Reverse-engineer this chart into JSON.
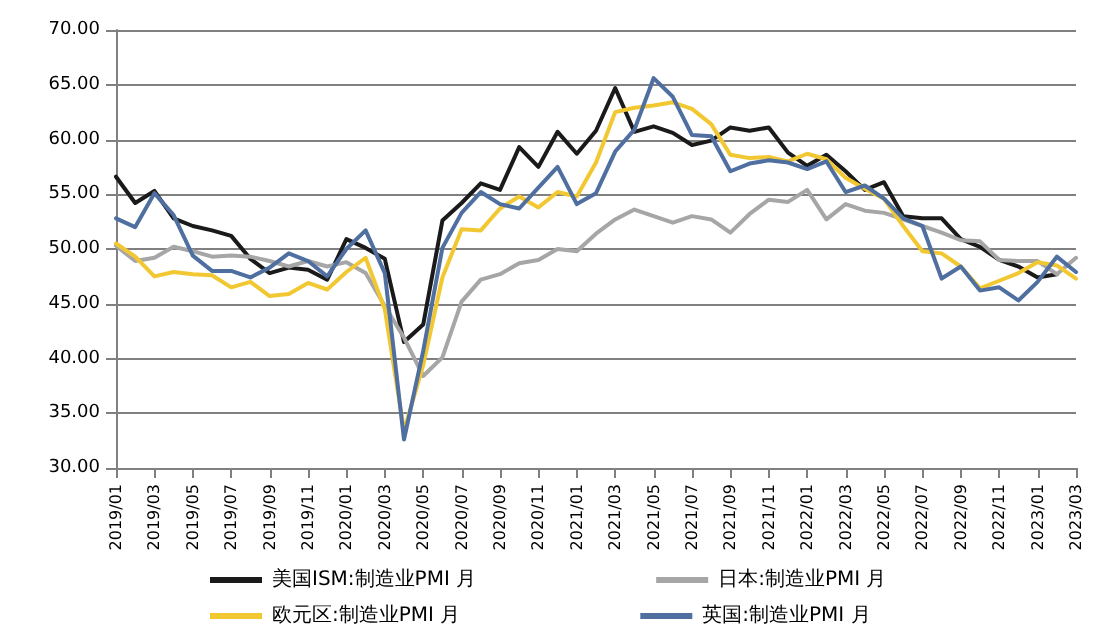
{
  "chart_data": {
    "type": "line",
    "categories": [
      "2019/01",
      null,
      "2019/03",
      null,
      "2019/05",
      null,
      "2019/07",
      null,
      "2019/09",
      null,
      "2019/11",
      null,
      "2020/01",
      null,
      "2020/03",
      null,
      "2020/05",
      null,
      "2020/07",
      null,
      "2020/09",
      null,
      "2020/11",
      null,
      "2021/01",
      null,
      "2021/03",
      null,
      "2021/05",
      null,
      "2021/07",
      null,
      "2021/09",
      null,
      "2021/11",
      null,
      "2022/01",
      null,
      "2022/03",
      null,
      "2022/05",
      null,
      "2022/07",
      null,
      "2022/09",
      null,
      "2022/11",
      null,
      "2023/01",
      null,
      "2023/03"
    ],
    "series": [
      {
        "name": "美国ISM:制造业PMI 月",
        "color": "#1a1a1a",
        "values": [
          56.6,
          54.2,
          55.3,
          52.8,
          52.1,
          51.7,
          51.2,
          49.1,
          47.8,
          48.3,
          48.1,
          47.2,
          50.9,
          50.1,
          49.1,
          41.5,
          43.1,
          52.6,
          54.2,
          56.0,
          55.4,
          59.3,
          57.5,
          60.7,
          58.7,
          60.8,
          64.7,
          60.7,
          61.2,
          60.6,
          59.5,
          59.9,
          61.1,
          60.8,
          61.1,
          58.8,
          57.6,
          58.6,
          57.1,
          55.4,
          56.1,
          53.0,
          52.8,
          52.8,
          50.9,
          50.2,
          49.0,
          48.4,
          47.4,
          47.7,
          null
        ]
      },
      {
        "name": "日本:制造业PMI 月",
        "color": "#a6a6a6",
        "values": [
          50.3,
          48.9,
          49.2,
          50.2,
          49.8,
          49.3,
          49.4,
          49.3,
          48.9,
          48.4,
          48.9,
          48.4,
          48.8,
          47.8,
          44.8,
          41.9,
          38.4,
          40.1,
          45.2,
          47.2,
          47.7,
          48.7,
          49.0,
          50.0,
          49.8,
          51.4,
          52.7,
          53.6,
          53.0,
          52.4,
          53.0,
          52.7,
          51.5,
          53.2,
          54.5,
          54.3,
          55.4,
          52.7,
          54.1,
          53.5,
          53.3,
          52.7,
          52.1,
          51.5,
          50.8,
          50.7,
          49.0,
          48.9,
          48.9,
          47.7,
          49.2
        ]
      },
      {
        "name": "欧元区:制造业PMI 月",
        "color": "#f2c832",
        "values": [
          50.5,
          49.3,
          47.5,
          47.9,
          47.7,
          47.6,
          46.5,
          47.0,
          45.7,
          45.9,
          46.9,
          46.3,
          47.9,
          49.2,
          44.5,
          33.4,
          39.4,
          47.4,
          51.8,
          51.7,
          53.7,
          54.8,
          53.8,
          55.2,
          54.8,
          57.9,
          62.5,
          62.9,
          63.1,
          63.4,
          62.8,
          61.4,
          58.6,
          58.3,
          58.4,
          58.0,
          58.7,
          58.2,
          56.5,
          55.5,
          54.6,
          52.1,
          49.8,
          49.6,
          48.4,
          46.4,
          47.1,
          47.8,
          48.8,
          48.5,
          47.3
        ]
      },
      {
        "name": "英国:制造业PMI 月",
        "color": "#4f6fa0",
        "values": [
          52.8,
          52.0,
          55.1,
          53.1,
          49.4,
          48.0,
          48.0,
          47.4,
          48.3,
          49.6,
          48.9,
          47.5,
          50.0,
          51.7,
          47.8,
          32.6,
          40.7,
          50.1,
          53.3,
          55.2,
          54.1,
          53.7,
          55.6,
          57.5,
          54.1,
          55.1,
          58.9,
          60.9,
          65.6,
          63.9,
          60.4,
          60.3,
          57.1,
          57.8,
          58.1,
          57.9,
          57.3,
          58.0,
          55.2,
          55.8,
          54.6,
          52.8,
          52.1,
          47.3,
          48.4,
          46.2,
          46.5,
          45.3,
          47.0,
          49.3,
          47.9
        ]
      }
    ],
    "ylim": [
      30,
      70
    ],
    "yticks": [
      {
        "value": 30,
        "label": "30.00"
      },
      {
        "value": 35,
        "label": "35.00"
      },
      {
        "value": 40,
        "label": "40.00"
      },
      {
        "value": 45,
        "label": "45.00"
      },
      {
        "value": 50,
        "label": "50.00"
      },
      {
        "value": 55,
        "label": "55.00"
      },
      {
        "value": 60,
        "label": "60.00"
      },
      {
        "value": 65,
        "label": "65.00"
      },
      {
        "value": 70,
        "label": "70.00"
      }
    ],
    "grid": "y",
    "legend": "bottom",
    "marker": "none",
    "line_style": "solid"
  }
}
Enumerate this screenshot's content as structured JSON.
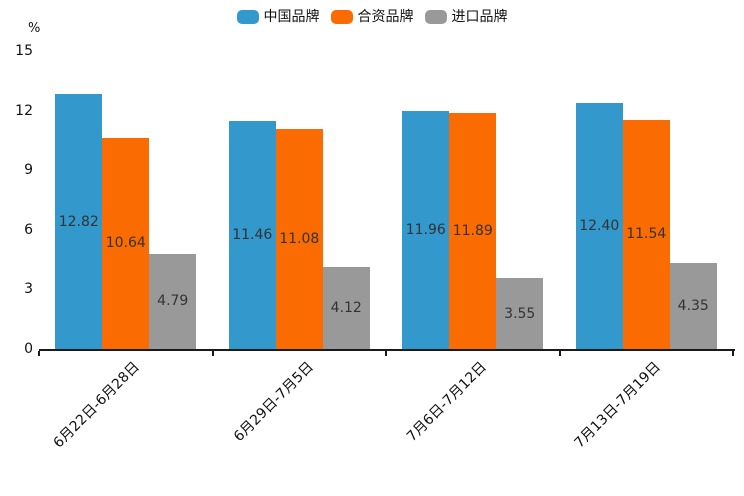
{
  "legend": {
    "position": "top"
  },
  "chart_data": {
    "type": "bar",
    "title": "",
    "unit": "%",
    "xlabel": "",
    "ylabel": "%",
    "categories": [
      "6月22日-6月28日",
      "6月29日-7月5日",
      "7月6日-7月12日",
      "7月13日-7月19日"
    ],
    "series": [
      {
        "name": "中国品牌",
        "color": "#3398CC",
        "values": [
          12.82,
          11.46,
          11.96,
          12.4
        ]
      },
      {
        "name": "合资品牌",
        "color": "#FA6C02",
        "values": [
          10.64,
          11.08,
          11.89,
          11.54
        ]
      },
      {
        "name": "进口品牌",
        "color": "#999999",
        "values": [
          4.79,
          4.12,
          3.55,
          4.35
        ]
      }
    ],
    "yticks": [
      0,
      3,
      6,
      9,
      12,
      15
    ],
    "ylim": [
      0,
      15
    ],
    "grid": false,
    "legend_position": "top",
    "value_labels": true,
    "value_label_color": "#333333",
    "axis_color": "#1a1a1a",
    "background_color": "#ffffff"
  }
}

☆ ☆ ☆ ☆

Task to complete:
Report back each line of the entries that holds the string "制造业PMI".

Task solution:
        "name": "美国ISM:制造业PMI 月",
        "name": "日本:制造业PMI 月",
        "name": "欧元区:制造业PMI 月",
        "name": "英国:制造业PMI 月",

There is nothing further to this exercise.